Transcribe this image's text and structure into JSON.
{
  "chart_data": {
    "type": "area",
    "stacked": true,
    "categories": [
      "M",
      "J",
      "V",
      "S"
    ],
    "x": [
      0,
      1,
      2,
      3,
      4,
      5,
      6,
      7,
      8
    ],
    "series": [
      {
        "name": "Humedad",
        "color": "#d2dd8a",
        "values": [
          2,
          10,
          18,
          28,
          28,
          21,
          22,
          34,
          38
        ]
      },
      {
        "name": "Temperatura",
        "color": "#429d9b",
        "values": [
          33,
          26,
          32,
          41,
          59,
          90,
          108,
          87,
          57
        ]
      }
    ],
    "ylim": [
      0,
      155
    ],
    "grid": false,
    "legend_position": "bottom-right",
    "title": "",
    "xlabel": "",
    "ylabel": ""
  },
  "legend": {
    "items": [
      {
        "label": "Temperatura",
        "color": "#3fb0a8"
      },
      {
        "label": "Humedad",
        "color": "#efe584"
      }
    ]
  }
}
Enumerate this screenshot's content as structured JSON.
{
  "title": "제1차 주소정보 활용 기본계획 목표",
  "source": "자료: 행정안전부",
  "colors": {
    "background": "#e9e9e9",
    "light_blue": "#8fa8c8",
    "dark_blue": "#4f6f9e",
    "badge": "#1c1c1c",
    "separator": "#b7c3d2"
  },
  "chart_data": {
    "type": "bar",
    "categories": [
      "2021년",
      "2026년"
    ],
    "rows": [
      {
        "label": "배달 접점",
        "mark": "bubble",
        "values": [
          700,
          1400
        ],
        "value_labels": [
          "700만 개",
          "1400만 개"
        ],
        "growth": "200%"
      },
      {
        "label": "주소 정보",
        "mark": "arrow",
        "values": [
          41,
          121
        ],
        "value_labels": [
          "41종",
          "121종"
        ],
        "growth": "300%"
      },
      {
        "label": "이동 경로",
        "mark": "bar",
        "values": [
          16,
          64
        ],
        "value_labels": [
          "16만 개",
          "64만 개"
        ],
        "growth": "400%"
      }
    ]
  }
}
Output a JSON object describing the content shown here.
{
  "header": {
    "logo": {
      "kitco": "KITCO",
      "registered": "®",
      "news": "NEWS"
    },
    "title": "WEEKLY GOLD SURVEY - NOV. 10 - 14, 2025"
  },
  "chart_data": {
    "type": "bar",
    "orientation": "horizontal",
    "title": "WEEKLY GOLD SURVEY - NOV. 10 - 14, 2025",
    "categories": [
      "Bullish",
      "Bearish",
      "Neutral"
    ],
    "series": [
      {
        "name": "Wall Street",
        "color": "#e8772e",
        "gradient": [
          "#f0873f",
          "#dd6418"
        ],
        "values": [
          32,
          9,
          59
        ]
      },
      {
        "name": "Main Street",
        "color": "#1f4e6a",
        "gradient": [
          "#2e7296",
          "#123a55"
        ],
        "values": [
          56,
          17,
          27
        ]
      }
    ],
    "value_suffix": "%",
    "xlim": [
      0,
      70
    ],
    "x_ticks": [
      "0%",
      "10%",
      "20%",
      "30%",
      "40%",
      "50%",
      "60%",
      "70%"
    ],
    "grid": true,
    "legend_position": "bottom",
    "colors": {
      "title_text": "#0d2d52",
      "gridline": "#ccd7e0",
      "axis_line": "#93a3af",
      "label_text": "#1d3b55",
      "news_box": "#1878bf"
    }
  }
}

§ Written exercise: Reproduce each line of the material containing the word "this".

§ Problem solution:
Transcribe this image's text and structure into JSON.
Enumerate this screenshot's content as structured JSON.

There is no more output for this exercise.